== Data extract ==

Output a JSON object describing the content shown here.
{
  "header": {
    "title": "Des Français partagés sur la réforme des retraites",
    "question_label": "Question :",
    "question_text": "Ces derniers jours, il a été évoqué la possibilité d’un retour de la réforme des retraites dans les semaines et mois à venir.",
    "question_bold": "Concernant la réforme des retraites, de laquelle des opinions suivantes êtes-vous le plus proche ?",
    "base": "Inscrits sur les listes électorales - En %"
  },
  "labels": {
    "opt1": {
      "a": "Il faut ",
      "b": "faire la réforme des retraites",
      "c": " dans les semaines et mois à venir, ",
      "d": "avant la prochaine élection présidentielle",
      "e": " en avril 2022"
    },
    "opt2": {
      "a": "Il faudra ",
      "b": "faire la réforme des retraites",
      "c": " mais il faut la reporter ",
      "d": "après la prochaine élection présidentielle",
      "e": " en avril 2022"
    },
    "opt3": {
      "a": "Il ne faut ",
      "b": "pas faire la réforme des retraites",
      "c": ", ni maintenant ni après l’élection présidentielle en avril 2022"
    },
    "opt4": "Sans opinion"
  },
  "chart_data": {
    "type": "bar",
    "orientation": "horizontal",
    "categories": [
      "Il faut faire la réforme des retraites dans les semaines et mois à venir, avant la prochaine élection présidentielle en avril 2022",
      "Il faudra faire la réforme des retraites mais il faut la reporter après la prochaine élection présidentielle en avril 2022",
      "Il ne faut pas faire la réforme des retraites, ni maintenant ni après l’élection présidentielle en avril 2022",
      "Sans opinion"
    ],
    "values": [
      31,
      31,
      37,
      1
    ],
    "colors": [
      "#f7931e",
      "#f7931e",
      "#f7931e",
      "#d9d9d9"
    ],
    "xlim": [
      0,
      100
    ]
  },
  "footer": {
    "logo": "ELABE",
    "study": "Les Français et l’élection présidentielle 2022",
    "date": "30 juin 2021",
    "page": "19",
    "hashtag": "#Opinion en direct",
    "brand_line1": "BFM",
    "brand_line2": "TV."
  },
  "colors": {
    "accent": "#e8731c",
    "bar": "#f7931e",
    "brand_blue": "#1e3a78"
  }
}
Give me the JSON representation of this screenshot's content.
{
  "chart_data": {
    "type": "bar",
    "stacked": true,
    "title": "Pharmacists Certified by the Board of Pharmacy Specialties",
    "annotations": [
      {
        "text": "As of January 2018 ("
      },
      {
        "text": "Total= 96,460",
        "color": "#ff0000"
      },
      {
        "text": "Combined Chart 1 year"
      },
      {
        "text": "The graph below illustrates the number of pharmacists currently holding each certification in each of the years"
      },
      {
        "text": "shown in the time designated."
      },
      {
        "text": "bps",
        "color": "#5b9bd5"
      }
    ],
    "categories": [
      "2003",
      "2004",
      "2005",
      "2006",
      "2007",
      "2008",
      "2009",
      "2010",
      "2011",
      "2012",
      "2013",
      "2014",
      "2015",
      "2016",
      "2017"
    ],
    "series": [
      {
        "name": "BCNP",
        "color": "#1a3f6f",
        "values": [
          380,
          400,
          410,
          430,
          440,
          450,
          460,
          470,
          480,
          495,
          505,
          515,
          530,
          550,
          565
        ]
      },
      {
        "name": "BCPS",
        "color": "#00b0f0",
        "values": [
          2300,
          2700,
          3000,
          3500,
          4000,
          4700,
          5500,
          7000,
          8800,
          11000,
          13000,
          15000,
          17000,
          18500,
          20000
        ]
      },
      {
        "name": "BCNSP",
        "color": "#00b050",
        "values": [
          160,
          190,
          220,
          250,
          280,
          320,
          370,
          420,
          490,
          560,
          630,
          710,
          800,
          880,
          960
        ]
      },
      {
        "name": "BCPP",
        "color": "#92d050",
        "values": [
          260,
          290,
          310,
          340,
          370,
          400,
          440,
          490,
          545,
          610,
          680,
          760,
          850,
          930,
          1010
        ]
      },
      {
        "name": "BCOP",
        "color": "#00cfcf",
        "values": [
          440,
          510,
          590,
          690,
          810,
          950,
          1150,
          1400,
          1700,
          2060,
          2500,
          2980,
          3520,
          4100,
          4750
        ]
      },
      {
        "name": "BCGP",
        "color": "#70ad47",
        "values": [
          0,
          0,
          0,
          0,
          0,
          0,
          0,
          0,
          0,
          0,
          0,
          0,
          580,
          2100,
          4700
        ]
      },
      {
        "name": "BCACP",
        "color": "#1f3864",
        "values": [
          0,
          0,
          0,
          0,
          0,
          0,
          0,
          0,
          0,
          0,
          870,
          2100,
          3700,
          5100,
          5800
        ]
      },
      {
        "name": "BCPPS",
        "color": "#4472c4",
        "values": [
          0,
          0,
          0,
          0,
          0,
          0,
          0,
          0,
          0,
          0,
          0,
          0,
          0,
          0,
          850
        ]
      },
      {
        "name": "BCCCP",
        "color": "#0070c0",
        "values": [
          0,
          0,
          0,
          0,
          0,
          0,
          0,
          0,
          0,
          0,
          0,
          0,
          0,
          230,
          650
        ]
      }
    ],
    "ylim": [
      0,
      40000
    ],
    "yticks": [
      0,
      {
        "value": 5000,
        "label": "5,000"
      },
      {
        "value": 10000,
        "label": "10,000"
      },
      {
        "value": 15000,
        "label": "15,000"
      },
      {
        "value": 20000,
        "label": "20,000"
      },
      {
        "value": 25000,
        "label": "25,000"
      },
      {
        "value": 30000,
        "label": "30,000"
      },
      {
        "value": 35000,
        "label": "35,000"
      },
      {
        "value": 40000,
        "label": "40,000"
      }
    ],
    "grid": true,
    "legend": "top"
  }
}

===

Exercise:
Only the number is wanted: how many lines contain the string "content"?

The output:
2